Reproduce the passage of the blogiversary post starting with "Thursday, August 2, 2012" and going on through "life beyond measure.", word for word.

Document text:
------------------------------------

Thursday, August 2, 2012
Six Year Blogiversary
This is a celebratory day of sorts, and it nearly got by me. Six years ago today I began blogging. I can hardly believe it's been that long - really! I have received so much more than I have given. I have met some of the most amazing people I have ever known. Their love, faith, encouragement and friendship have enriched my life beyond measure.
"They" are you. Thank you dear friends for the gift of sharing your lives with me. I am immeasurably better for having you in my life.
What follows is, for better or worse, the very first post I wrote as a brand new blogger:
I've been a Christian since I was a litle girl, but I find that even with that "headstart" there are so many lessons that are very difficult to learn. It was a time when I desperately wanted the Lord to do something for us.
.I prayed fervently, had others pray, sought counsel, did everything I knew to do, and heaven was silent. Then one morning as I was sweeping the kitchen floor, it was as though an audible voice spoke to my heart, "All right Linda. I have heard your prayers, and I have a question for you. Do you want me to give you what you've asked for, or do you want My will in this very difficult situation?"

------------------------------------

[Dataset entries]
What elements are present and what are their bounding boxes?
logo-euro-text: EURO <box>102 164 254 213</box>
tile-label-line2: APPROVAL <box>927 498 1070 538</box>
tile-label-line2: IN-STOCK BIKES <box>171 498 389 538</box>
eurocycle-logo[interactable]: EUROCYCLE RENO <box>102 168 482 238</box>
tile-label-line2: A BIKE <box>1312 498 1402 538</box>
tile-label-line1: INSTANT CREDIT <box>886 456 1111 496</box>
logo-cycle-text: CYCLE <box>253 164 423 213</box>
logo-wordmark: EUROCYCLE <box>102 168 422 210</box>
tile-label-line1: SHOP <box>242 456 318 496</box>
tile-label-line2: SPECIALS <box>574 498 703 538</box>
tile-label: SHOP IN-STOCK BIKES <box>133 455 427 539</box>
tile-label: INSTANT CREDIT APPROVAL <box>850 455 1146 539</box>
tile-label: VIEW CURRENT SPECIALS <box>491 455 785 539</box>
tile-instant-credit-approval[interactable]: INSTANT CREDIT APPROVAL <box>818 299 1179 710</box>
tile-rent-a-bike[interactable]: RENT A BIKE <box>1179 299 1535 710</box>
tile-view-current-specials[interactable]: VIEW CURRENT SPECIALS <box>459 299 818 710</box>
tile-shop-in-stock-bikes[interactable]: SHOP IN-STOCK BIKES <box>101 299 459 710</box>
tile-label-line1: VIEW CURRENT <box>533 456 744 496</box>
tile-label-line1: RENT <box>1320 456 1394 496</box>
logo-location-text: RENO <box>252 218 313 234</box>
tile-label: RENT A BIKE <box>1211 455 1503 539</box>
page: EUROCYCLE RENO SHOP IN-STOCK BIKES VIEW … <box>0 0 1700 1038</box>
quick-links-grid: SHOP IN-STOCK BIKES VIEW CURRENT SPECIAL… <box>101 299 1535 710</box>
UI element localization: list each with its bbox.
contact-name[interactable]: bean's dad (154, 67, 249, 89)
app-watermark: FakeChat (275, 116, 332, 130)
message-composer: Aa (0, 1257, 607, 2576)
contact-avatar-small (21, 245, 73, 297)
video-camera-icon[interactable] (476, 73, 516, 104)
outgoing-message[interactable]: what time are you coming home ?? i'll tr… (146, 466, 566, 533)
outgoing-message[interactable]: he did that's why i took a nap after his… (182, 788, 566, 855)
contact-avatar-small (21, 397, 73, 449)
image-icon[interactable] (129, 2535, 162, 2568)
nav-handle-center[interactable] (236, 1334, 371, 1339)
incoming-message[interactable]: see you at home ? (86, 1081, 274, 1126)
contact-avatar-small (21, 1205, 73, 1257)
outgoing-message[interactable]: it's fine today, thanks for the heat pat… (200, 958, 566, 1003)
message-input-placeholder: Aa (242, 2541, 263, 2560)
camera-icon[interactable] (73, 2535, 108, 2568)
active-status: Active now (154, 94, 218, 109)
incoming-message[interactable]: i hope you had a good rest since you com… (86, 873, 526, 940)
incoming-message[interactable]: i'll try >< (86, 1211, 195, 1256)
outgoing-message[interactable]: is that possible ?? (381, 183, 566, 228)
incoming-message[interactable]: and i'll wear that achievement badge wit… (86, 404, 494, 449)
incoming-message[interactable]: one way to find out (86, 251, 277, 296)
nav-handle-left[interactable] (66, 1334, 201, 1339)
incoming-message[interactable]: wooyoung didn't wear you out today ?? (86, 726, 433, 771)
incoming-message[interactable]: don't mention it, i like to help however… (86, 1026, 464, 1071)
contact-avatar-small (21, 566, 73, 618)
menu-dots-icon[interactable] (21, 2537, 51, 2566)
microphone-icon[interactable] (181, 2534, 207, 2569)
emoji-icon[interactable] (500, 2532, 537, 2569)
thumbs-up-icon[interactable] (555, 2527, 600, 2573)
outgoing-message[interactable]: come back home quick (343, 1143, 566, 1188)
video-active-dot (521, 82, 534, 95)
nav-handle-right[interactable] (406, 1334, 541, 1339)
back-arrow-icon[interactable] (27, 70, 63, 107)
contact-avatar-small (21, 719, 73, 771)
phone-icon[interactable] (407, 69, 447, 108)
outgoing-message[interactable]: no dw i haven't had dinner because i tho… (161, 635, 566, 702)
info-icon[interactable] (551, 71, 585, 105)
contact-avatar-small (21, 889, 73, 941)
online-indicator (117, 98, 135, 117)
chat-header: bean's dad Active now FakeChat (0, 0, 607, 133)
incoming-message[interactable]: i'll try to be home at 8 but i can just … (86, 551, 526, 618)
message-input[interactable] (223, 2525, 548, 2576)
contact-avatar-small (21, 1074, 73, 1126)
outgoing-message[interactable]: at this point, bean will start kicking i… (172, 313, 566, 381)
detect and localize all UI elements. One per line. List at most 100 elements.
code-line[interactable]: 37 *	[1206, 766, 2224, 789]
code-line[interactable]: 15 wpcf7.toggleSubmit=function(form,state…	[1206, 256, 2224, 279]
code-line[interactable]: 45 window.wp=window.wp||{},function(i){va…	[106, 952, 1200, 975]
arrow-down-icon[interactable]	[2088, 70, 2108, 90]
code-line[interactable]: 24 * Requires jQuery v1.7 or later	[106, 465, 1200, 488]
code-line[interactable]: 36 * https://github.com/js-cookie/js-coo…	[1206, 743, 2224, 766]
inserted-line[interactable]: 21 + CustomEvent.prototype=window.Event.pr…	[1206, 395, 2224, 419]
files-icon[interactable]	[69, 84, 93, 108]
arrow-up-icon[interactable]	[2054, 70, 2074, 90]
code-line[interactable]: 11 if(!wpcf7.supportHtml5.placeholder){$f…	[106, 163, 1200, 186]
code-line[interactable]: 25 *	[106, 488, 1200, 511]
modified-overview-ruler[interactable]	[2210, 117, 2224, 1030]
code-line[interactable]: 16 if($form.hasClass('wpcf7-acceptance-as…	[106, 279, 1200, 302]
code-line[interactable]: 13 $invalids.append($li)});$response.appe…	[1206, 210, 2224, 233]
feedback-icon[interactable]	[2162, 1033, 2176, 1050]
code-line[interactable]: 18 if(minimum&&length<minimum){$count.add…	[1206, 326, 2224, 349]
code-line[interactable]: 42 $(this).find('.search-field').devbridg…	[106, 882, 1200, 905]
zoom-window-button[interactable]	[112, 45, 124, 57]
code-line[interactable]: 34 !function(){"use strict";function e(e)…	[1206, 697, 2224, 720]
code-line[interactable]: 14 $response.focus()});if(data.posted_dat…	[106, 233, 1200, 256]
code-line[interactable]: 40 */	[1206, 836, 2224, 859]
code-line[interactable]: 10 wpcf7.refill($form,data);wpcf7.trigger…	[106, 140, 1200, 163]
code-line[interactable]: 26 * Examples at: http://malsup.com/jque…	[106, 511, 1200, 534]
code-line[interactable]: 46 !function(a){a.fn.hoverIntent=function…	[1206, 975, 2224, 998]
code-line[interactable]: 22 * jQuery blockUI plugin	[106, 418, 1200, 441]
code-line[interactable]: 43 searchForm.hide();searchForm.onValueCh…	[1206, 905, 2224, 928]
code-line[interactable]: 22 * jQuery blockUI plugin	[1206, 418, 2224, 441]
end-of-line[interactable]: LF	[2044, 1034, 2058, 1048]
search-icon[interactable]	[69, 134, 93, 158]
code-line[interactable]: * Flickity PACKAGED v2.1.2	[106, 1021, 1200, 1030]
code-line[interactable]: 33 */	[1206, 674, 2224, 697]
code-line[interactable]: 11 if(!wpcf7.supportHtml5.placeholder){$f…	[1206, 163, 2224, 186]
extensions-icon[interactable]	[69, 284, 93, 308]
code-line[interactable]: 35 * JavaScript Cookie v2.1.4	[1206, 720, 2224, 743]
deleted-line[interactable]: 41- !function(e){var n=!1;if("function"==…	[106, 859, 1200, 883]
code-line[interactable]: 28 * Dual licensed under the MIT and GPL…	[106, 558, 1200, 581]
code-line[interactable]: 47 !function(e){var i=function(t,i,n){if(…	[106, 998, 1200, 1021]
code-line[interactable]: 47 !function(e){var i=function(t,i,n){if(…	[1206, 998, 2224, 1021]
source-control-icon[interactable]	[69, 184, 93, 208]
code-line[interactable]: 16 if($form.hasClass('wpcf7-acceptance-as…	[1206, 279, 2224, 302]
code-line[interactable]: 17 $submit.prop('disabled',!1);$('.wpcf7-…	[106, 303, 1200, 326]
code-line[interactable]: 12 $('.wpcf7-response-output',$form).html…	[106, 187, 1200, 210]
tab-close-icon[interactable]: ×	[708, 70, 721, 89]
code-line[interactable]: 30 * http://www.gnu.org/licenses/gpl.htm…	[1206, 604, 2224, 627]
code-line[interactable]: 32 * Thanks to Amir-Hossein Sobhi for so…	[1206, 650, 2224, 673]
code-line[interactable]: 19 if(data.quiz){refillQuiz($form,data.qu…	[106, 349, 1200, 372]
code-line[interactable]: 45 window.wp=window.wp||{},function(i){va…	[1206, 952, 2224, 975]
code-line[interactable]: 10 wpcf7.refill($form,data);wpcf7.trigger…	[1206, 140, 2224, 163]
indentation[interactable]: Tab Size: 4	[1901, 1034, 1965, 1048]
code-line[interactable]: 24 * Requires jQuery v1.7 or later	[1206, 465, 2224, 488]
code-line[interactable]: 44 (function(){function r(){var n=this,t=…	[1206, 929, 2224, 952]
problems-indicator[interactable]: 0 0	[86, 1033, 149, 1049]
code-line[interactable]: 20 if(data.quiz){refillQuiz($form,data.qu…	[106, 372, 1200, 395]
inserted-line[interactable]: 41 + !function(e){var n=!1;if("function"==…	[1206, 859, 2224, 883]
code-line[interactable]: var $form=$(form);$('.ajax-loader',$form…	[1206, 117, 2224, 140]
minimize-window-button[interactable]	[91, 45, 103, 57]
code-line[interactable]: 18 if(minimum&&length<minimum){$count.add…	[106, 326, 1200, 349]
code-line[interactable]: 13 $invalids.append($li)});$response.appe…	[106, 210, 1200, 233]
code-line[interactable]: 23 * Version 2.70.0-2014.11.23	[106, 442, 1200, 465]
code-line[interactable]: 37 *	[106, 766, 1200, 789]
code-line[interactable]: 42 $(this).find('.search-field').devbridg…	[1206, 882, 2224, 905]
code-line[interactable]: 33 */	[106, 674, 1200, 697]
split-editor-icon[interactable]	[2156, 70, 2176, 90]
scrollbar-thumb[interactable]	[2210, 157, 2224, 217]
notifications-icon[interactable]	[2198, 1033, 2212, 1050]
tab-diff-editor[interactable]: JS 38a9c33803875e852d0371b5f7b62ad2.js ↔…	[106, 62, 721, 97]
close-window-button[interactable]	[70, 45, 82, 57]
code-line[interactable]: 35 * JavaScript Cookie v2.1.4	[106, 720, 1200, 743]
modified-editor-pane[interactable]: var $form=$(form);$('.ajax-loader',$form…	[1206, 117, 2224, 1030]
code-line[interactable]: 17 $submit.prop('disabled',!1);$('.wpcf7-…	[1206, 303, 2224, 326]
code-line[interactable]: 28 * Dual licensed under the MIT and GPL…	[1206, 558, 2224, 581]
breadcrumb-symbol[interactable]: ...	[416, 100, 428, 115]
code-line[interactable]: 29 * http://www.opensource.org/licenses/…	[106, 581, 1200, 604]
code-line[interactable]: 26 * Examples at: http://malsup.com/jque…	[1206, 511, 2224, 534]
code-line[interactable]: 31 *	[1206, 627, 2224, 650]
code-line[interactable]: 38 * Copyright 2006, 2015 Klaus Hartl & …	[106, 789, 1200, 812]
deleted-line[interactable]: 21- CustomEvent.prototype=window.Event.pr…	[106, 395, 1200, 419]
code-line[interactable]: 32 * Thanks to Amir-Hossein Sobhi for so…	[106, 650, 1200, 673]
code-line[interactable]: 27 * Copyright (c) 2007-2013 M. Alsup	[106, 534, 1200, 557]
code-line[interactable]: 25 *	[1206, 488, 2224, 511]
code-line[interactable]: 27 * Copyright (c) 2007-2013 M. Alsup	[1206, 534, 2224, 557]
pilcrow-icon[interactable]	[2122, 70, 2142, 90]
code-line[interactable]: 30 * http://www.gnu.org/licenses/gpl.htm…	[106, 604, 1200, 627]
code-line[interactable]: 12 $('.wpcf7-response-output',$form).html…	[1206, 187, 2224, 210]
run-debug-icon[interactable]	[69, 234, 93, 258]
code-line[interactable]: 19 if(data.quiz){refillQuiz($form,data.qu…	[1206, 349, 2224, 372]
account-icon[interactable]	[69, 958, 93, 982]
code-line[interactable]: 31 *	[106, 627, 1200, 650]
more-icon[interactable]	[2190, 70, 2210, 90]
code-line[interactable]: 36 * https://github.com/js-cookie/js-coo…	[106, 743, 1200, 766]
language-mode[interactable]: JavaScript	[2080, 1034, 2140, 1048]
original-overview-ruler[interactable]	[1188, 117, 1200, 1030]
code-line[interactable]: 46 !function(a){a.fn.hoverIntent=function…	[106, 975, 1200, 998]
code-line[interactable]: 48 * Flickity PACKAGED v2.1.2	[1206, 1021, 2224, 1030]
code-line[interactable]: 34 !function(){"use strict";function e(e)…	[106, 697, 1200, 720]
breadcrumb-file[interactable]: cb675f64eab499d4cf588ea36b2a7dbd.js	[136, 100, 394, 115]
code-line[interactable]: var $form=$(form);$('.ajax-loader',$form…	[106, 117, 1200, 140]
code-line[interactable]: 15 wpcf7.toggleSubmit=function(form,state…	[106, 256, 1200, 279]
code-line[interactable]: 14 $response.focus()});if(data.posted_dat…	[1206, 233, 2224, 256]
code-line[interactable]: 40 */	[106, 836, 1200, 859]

------------------------------------

Written response:
Thursday, August 2, 2012
Six Year Blogiversary
This is a celebratory day of sorts, and it nearly got by me. Six years ago today I began blogging. I can hardly believe it's been that long - really! I have received so much more than I have given. I have met some of the most amazing people I have ever known. Their love, faith, encouragement and friendship have enriched my life beyond measure.